» Text segment:
******

Former Angels draft pick Bobby Jenks helped the Chicago White Sox win the 2005 World Series.
Twenty years later, the 44-year-old and his family need some help.
Jenks has been diagnosed with Stage 4 adenocarcinoma, a form of stomach cancer. In addition, the family lost its home in the Palisades fire.
Jenks is taking part in a private memorabilia-signing event arranged by PastPros. The money raised will go toward helping the former closer who forced the Houston Astros’ Orlando Palmeiro into hitting a game-ending groundout Oct. 26, 2005, to end the White Sox’s 88-year championship drought.
“As many will have heard, former White Sox closer Bobby Jenks has been diagnosed with stage 4 stomach cancer (after losing his home in the LA fires),” PastPros posted Wednesday on Instagram.
“To help Bobby and his family with medical costs, we have arranged an in-person private signing with him. All profits will be given to the Jenks family.”
Fans are asked to send the items they wish to have signed (cards, photos, balls or jerseys) to an address provided on the PastPros website by March 25. The items will be signed by Jenks in Portugal — where he, his wife and two of his six children are currently living — and returned by mail.
PastPros also announced that former Dodgers pitcher Darren Dreifort is donating his proceeds from a similar signing event to Jenks and his family.
The Jenks family, through PastPros, declined to comment for this article.
Born in Mission Hills, Jenks later attracted the attention of baseball scouts as a hard-throwing teenager on an American Legion team in North Idaho. After graduating from Inglemoor High School in Kenmore, Wash., in 2000, Jenks was selected by the Angels in the fifth round of that summer’s draft.

******

(Records taken from a dataset)
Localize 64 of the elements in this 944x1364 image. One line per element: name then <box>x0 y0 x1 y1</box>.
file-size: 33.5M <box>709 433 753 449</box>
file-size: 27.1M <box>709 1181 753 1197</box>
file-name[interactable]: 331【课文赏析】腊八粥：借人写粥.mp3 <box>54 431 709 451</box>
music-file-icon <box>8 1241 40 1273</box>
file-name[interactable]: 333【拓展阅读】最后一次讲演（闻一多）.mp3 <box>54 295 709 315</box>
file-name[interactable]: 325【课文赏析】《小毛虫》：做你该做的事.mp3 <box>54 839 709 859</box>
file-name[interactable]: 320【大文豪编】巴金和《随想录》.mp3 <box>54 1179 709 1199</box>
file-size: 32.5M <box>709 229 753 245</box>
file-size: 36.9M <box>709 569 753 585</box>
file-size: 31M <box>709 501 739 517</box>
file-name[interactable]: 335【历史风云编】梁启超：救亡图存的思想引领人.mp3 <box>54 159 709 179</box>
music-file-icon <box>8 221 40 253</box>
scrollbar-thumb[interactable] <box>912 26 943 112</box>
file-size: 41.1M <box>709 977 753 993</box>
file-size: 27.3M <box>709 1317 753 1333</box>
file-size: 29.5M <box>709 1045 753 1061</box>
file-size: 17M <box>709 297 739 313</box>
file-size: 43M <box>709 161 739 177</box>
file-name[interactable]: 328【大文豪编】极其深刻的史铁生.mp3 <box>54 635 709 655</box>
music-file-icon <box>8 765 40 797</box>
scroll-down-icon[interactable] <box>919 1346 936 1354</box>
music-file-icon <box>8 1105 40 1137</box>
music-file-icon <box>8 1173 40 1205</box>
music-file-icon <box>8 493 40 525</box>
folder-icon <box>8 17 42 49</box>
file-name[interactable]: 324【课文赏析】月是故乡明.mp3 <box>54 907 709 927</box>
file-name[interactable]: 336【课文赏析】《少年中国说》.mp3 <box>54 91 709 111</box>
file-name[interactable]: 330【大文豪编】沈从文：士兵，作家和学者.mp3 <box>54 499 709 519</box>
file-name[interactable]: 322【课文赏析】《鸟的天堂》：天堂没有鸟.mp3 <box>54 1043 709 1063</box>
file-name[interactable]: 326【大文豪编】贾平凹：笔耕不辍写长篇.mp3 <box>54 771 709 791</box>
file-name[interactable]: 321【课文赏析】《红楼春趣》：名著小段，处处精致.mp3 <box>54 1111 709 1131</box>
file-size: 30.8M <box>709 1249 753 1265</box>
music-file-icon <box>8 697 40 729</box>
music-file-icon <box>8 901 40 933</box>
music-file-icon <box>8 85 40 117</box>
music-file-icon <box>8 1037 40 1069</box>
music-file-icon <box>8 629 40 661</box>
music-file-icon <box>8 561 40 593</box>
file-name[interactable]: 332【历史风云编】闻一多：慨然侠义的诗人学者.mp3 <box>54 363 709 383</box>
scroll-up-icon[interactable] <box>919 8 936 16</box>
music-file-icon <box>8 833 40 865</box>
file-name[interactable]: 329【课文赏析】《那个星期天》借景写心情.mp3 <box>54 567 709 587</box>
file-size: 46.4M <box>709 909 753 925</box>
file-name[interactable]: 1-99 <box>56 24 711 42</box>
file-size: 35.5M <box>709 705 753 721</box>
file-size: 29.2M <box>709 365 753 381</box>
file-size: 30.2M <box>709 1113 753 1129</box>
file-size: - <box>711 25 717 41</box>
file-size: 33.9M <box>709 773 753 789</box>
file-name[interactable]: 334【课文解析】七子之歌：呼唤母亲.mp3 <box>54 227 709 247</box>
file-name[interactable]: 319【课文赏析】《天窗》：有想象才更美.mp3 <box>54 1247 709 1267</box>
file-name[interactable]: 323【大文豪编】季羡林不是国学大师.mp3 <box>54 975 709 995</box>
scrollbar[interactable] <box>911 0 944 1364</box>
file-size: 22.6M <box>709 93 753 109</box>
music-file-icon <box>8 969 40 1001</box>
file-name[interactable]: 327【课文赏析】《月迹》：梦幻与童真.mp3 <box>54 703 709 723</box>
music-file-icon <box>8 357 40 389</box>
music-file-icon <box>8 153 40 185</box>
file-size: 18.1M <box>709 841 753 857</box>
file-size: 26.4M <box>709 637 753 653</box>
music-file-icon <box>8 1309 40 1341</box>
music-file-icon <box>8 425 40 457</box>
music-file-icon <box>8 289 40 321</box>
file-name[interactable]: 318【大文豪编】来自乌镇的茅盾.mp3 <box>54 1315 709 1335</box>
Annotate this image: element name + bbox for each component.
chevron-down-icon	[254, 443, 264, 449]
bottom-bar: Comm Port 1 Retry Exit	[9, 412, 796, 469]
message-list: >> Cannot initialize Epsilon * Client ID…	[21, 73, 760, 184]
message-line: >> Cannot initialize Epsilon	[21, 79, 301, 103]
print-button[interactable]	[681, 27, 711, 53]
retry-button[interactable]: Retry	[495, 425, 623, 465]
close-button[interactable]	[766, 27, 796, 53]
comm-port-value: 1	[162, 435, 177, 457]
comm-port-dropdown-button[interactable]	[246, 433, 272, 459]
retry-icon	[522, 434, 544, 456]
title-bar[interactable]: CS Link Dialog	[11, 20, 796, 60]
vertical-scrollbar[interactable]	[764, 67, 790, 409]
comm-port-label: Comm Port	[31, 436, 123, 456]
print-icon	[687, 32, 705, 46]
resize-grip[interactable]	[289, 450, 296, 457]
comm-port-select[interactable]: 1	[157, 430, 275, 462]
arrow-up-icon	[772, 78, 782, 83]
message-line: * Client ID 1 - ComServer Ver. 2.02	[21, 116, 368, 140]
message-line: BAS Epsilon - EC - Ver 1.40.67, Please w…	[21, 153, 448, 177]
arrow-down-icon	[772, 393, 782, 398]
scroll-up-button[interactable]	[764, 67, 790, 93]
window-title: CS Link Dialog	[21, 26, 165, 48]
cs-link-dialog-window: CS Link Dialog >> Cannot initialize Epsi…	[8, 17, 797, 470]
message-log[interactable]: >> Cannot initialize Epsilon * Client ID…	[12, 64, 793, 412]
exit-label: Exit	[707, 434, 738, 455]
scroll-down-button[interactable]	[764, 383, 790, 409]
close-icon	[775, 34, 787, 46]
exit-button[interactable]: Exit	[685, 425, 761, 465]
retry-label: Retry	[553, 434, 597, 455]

******

» Required work:
• A. List the kinds of items that the article on Bobby Jenks says fans may send in to be signed.
• B. Quote the article on Bobby Jenks between "PastPros also announced" and "that summer’s draft.", inclusive.
• C. According to the article on Bobby Jenks, what form of cancer has he been diagnosed with?

» Outputs by task:
• A. Cards, photos, balls, jerseys

• B.
PastPros also announced that former Dodgers pitcher Darren Dreifort is donating his proceeds from a similar signing event to Jenks and his family.
The Jenks family, through PastPros, declined to comment for this article.
Born in Mission Hills, Jenks later attracted the attention of baseball scouts as a hard-throwing teenager on an American Legion team in North Idaho. After graduating from Inglemoor High School in Kenmore, Wash., in 2000, Jenks was selected by the Angels in the fifth round of that summer’s draft.

• C. Stage 4 adenocarcinoma, a form of stomach cancer.